To do. Output every record below exactly as it appears.

Given records.

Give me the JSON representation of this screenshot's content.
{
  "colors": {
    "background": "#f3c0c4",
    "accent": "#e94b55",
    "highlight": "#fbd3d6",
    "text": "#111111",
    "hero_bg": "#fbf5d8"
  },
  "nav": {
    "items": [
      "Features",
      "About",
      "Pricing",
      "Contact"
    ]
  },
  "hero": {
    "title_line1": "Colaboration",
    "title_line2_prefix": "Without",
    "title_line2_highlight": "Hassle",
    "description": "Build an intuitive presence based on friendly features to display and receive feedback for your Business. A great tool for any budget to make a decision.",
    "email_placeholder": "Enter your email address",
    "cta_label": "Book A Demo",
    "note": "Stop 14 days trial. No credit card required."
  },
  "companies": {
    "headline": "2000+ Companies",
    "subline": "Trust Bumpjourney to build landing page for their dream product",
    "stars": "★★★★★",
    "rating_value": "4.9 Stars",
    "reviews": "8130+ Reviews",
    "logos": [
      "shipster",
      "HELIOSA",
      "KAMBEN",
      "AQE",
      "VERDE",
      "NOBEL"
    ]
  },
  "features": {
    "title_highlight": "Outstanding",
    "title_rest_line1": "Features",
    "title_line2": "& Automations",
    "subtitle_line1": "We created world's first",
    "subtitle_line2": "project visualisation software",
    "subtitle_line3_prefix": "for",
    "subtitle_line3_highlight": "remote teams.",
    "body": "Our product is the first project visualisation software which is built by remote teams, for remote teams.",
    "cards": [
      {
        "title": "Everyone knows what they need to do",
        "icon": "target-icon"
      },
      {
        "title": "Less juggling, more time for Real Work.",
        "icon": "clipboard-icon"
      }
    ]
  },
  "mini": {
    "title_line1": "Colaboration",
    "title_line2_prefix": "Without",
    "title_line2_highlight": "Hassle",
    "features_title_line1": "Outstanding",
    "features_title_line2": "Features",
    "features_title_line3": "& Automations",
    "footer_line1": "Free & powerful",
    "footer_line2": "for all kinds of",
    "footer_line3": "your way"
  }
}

Completed task.
Give me the JSON representation of this screenshot's content.
{
  "colors": {
    "background": "#f3c0c4",
    "accent": "#e94b55",
    "highlight": "#fbd3d6",
    "text": "#111111",
    "hero_bg": "#fbf5d8"
  },
  "nav": {
    "items": [
      "Features",
      "About",
      "Pricing",
      "Contact"
    ]
  },
  "hero": {
    "title_line1": "Colaboration",
    "title_line2_prefix": "Without",
    "title_line2_highlight": "Hassle",
    "description": "Build an intuitive presence based on friendly features to display and receive feedback for your Business. A great tool for any budget to make a decision.",
    "email_placeholder": "Enter your email address",
    "cta_label": "Book A Demo",
    "note": "Stop 14 days trial. No credit card required."
  },
  "companies": {
    "headline": "2000+ Companies",
    "subline": "Trust Bumpjourney to build landing page for their dream product",
    "stars": "★★★★★",
    "rating_value": "4.9 Stars",
    "reviews": "8130+ Reviews",
    "logos": [
      "shipster",
      "HELIOSA",
      "KAMBEN",
      "AQE",
      "VERDE",
      "NOBEL"
    ]
  },
  "features": {
    "title_highlight": "Outstanding",
    "title_rest_line1": "Features",
    "title_line2": "& Automations",
    "subtitle_line1": "We created world's first",
    "subtitle_line2": "project visualisation software",
    "subtitle_line3_prefix": "for",
    "subtitle_line3_highlight": "remote teams.",
    "body": "Our product is the first project visualisation software which is built by remote teams, for remote teams.",
    "cards": [
      {
        "title": "Everyone knows what they need to do",
        "icon": "target-icon"
      },
      {
        "title": "Less juggling, more time for Real Work.",
        "icon": "clipboard-icon"
      }
    ]
  },
  "mini": {
    "title_line1": "Colaboration",
    "title_line2_prefix": "Without",
    "title_line2_highlight": "Hassle",
    "features_title_line1": "Outstanding",
    "features_title_line2": "Features",
    "features_title_line3": "& Automations",
    "footer_line1": "Free & powerful",
    "footer_line2": "for all kinds of",
    "footer_line3": "your way"
  }
}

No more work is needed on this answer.